**TASK TO COMPLETE**
Do not carry the pictures over; copy every other part of the entries exactly.
━━━
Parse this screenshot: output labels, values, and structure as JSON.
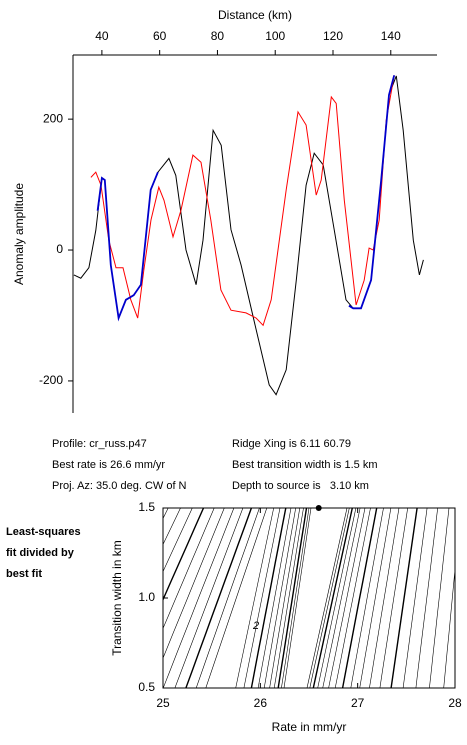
{
  "chart_data": [
    {
      "type": "line",
      "x_label": "Distance (km)",
      "y_label": "Anomaly amplitude",
      "xlim": [
        30,
        156
      ],
      "ylim": [
        -249,
        298
      ],
      "xticks": [
        40,
        60,
        80,
        100,
        120,
        140
      ],
      "yticks": [
        -200,
        0,
        200
      ],
      "series": [
        {
          "color": "#000000",
          "x": [
            30.3,
            32.7,
            35.5,
            37.9,
            40,
            41,
            43.1,
            45.8,
            48.3,
            51,
            53.5,
            56.9,
            59.4,
            63.2,
            65.6,
            69.1,
            72.6,
            75,
            78.5,
            81.3,
            84.7,
            88.2,
            93.4,
            97.9,
            100.3,
            103.8,
            107.3,
            110.7,
            113.5,
            116.6,
            120.4,
            124.5,
            127,
            129.7,
            133.2,
            136.7,
            139.4,
            141.9,
            144.3,
            147.8,
            149.9,
            151.3
          ],
          "values": [
            -38,
            -43,
            -27,
            30,
            110,
            107,
            -23,
            -104,
            -76,
            -69,
            -53,
            92,
            119,
            140,
            114,
            0,
            -53,
            15,
            183,
            160,
            31,
            -23,
            -122,
            -206,
            -221,
            -183,
            -46,
            99,
            148,
            130,
            31,
            -76,
            -89,
            -89,
            -46,
            107,
            237,
            266,
            183,
            15,
            -38,
            -15
          ]
        },
        {
          "color": "#ff0000",
          "x": [
            36.2,
            37.9,
            39.7,
            42.4,
            44.9,
            47.3,
            50,
            52.4,
            54.5,
            57,
            59.7,
            61.5,
            64.6,
            67.4,
            71.5,
            74.3,
            77.7,
            81.2,
            84.7,
            89.9,
            93.4,
            95.8,
            98.6,
            103.8,
            107.9,
            110.7,
            114.2,
            115.9,
            119.4,
            121.1,
            123.9,
            128,
            130.8,
            132.5,
            133.9,
            136,
            138.4,
            141.2
          ],
          "values": [
            111,
            119,
            99,
            15,
            -27,
            -27,
            -76,
            -104,
            -31,
            46,
            96,
            76,
            20,
            61,
            145,
            134,
            46,
            -61,
            -92,
            -96,
            -104,
            -115,
            -76,
            92,
            211,
            191,
            84,
            107,
            234,
            224,
            76,
            -84,
            -46,
            3,
            0,
            46,
            198,
            267
          ]
        },
        {
          "color": "#0000cc",
          "x": [
            38.5,
            40,
            41,
            43.1,
            45.8,
            48.3,
            51,
            53.5,
            56.9,
            59.4,
            90,
            125.5,
            127,
            129.7,
            133.2,
            136.7,
            139.4,
            141.2
          ],
          "values": [
            60,
            110,
            107,
            -23,
            -104,
            -76,
            -69,
            -53,
            92,
            119,
            null,
            -85,
            -89,
            -89,
            -46,
            107,
            237,
            267
          ]
        }
      ]
    },
    {
      "type": "contour",
      "x_label": "Rate in mm/yr",
      "y_label": "Transition width in km",
      "xlim": [
        25,
        28
      ],
      "ylim": [
        0.5,
        1.5
      ],
      "xticks": [
        25,
        26,
        27,
        28
      ],
      "yticks": [
        0.5,
        {
          "value": 1,
          "label": "1.0"
        },
        1.5
      ],
      "best_fit": {
        "x": 26.6,
        "y": 1.5
      },
      "contour_label": "2"
    }
  ],
  "info": [
    "Profile: cr_russ.p47",
    "Ridge Xing is 6.11 60.79",
    "Best rate is 26.6 mm/yr",
    "Best transition width is 1.5 km",
    "Proj. Az: 35.0 deg. CW of N",
    "Depth to source is   3.10 km"
  ],
  "side_note": [
    "Least-squares",
    "fit divided by",
    "best fit"
  ]
}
━━━
**CORRECT RESPONSE**
Parse this screenshot: output labels, values, and structure as JSON.
{
  "chart_data": [
    {
      "type": "line",
      "x_label": "Distance (km)",
      "y_label": "Anomaly amplitude",
      "xlim": [
        30,
        156
      ],
      "ylim": [
        -249,
        298
      ],
      "xticks": [
        40,
        60,
        80,
        100,
        120,
        140
      ],
      "yticks": [
        -200,
        0,
        200
      ],
      "series": [
        {
          "color": "#000000",
          "x": [
            30.3,
            32.7,
            35.5,
            37.9,
            40,
            41,
            43.1,
            45.8,
            48.3,
            51,
            53.5,
            56.9,
            59.4,
            63.2,
            65.6,
            69.1,
            72.6,
            75,
            78.5,
            81.3,
            84.7,
            88.2,
            93.4,
            97.9,
            100.3,
            103.8,
            107.3,
            110.7,
            113.5,
            116.6,
            120.4,
            124.5,
            127,
            129.7,
            133.2,
            136.7,
            139.4,
            141.9,
            144.3,
            147.8,
            149.9,
            151.3
          ],
          "values": [
            -38,
            -43,
            -27,
            30,
            110,
            107,
            -23,
            -104,
            -76,
            -69,
            -53,
            92,
            119,
            140,
            114,
            0,
            -53,
            15,
            183,
            160,
            31,
            -23,
            -122,
            -206,
            -221,
            -183,
            -46,
            99,
            148,
            130,
            31,
            -76,
            -89,
            -89,
            -46,
            107,
            237,
            266,
            183,
            15,
            -38,
            -15
          ]
        },
        {
          "color": "#ff0000",
          "x": [
            36.2,
            37.9,
            39.7,
            42.4,
            44.9,
            47.3,
            50,
            52.4,
            54.5,
            57,
            59.7,
            61.5,
            64.6,
            67.4,
            71.5,
            74.3,
            77.7,
            81.2,
            84.7,
            89.9,
            93.4,
            95.8,
            98.6,
            103.8,
            107.9,
            110.7,
            114.2,
            115.9,
            119.4,
            121.1,
            123.9,
            128,
            130.8,
            132.5,
            133.9,
            136,
            138.4,
            141.2
          ],
          "values": [
            111,
            119,
            99,
            15,
            -27,
            -27,
            -76,
            -104,
            -31,
            46,
            96,
            76,
            20,
            61,
            145,
            134,
            46,
            -61,
            -92,
            -96,
            -104,
            -115,
            -76,
            92,
            211,
            191,
            84,
            107,
            234,
            224,
            76,
            -84,
            -46,
            3,
            0,
            46,
            198,
            267
          ]
        },
        {
          "color": "#0000cc",
          "x": [
            38.5,
            40,
            41,
            43.1,
            45.8,
            48.3,
            51,
            53.5,
            56.9,
            59.4,
            90,
            125.5,
            127,
            129.7,
            133.2,
            136.7,
            139.4,
            141.2
          ],
          "values": [
            60,
            110,
            107,
            -23,
            -104,
            -76,
            -69,
            -53,
            92,
            119,
            null,
            -85,
            -89,
            -89,
            -46,
            107,
            237,
            267
          ]
        }
      ]
    },
    {
      "type": "contour",
      "x_label": "Rate in mm/yr",
      "y_label": "Transition width in km",
      "xlim": [
        25,
        28
      ],
      "ylim": [
        0.5,
        1.5
      ],
      "xticks": [
        25,
        26,
        27,
        28
      ],
      "yticks": [
        0.5,
        {
          "value": 1,
          "label": "1.0"
        },
        1.5
      ],
      "best_fit": {
        "x": 26.6,
        "y": 1.5
      },
      "contour_label": "2"
    }
  ],
  "info": [
    "Profile: cr_russ.p47",
    "Ridge Xing is 6.11 60.79",
    "Best rate is 26.6 mm/yr",
    "Best transition width is 1.5 km",
    "Proj. Az: 35.0 deg. CW of N",
    "Depth to source is   3.10 km"
  ],
  "side_note": [
    "Least-squares",
    "fit divided by",
    "best fit"
  ]
}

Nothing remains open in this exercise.